Wherever the string "نیست" shows up in a line, count that line. Give the total alone.

-- Source data start --

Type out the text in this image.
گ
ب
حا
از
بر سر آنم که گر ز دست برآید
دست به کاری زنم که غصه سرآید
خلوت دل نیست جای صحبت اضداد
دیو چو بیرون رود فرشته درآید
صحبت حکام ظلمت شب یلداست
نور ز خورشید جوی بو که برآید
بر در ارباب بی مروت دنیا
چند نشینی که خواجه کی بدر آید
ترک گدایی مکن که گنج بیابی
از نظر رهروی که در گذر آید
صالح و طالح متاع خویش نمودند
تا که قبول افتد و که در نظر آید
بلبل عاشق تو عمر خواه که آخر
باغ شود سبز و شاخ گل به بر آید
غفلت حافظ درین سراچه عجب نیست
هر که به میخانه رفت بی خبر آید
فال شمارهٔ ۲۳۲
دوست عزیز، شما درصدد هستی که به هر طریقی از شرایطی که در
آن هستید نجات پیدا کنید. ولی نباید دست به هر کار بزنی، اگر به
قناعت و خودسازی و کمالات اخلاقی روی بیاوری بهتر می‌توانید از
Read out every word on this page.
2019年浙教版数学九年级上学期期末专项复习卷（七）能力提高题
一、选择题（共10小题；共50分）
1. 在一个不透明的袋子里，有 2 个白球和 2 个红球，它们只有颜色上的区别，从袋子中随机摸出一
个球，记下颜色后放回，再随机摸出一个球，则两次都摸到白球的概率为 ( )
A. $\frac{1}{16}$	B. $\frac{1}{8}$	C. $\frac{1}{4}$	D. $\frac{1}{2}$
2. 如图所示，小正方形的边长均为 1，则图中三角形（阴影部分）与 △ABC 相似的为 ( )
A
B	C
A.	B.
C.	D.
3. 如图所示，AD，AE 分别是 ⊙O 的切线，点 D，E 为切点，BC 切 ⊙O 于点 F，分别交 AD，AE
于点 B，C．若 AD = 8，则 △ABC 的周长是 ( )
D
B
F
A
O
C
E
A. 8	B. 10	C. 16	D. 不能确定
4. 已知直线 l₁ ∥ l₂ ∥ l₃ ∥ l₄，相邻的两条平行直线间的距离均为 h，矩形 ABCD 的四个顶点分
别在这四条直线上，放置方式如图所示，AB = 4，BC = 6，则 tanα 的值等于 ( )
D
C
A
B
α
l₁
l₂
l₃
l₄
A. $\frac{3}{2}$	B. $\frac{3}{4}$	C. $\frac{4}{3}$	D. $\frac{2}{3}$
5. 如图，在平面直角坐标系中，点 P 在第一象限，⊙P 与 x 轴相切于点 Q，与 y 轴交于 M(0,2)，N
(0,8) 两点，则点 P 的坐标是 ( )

-- Source data end --

Answer to the exercise =>
2